(Extracted data entries)
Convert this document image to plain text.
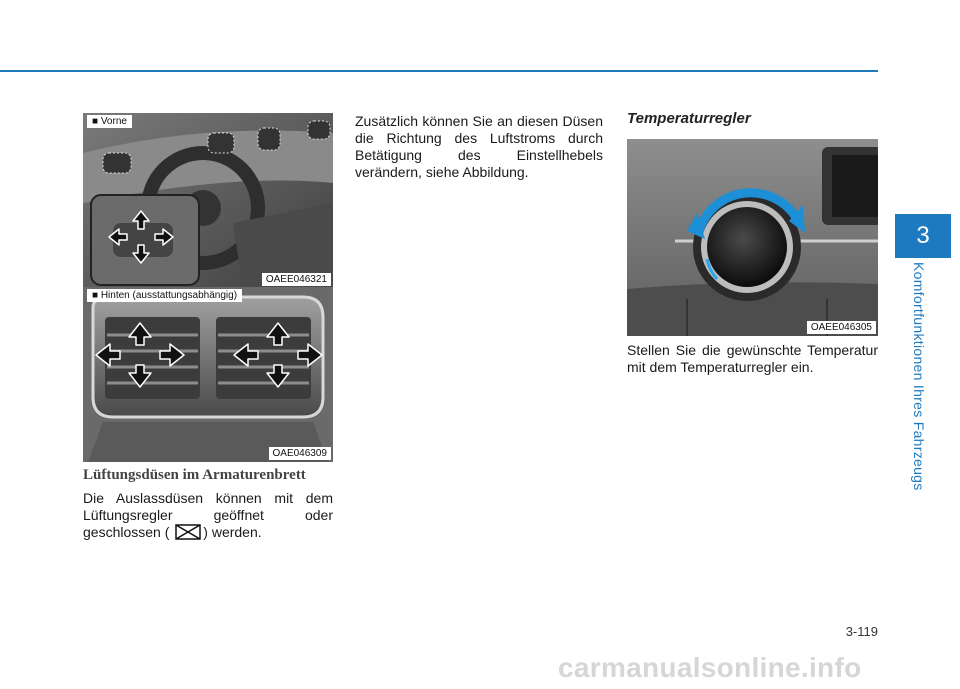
3
Komfortfunktionen Ihres Fahrzeugs
■ Vorne
OAEE046321
■ Hinten (ausstattungsabhängig)
OAE046309
Lüftungsdüsen im Armaturenbrett

Die Auslassdüsen können mit dem Lüftungsregler geöffnet oder geschlossen ( ) werden.

Zusätzlich können Sie an diesen Düsen die Richtung des Luftstroms durch Betätigung des Einstellhebels verändern, siehe Abbildung.

Temperaturregler
OAEE046305

Stellen Sie die gewünschte Temperatur mit dem Temperaturregler ein.

3-119
carmanualsonline.info
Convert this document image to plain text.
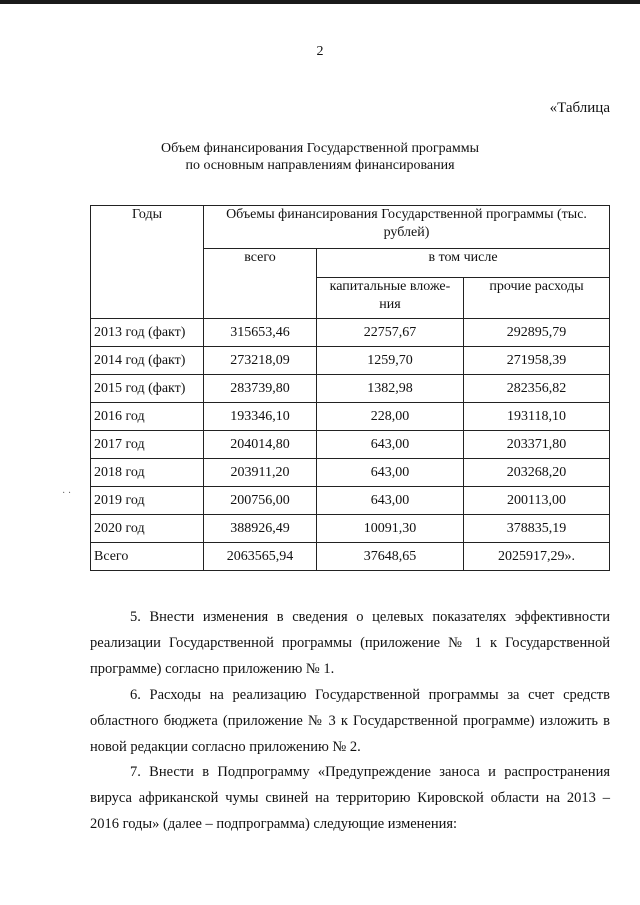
2
«Таблица
Объем финансирования Государственной программы
по основным направлениям финансирования
· ·
Годы	Объемы финансирования Государственной программы (тыс. рублей)		
	всего	в том числе	
		капитальные вложе-ния	прочие расходы
2013 год (факт)	315653,46	22757,67	292895,79
2014 год (факт)	273218,09	1259,70	271958,39
2015 год (факт)	283739,80	1382,98	282356,82
2016 год	193346,10	228,00	193118,10
2017 год	204014,80	643,00	203371,80
2018 год	203911,20	643,00	203268,20
2019 год	200756,00	643,00	200113,00
2020 год	388926,49	10091,30	378835,19
Всего	2063565,94	37648,65	2025917,29».

5. Внести изменения в сведения о целевых показателях эффективности реализации Государственной программы (приложение № 1 к Государственной программе) согласно приложению № 1.

6. Расходы на реализацию Государственной программы за счет средств областного бюджета (приложение № 3 к Государственной программе) изложить в новой редакции согласно приложению № 2.

7. Внести в Подпрограмму «Предупреждение заноса и распространения вируса африканской чумы свиней на территорию Кировской области на 2013 – 2016 годы» (далее – подпрограмма) следующие изменения:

What is needed = Leave out all images, then reproduce the entries above exactly.

Written answer =
Convert this document image to plain text.
3
Komfortfunktionen Ihres Fahrzeugs
■ Vorne
OAEE046321
■ Hinten (ausstattungsabhängig)
OAE046309
Lüftungsdüsen im Armaturenbrett

Die Auslassdüsen können mit dem Lüftungsregler geöffnet oder geschlossen ( ) werden.

Zusätzlich können Sie an diesen Düsen die Richtung des Luftstroms durch Betätigung des Einstellhebels verändern, siehe Abbildung.

Temperaturregler
OAEE046305

Stellen Sie die gewünschte Temperatur mit dem Temperaturregler ein.

3-119
carmanualsonline.info
Convert this document image to plain text.
2
«Таблица
Объем финансирования Государственной программы
по основным направлениям финансирования
· ·
Годы	Объемы финансирования Государственной программы (тыс. рублей)		
	всего	в том числе	
		капитальные вложе-ния	прочие расходы
2013 год (факт)	315653,46	22757,67	292895,79
2014 год (факт)	273218,09	1259,70	271958,39
2015 год (факт)	283739,80	1382,98	282356,82
2016 год	193346,10	228,00	193118,10
2017 год	204014,80	643,00	203371,80
2018 год	203911,20	643,00	203268,20
2019 год	200756,00	643,00	200113,00
2020 год	388926,49	10091,30	378835,19
Всего	2063565,94	37648,65	2025917,29».

5. Внести изменения в сведения о целевых показателях эффективности реализации Государственной программы (приложение № 1 к Государственной программе) согласно приложению № 1.

6. Расходы на реализацию Государственной программы за счет средств областного бюджета (приложение № 3 к Государственной программе) изложить в новой редакции согласно приложению № 2.

7. Внести в Подпрограмму «Предупреждение заноса и распространения вируса африканской чумы свиней на территорию Кировской области на 2013 – 2016 годы» (далее – подпрограмма) следующие изменения:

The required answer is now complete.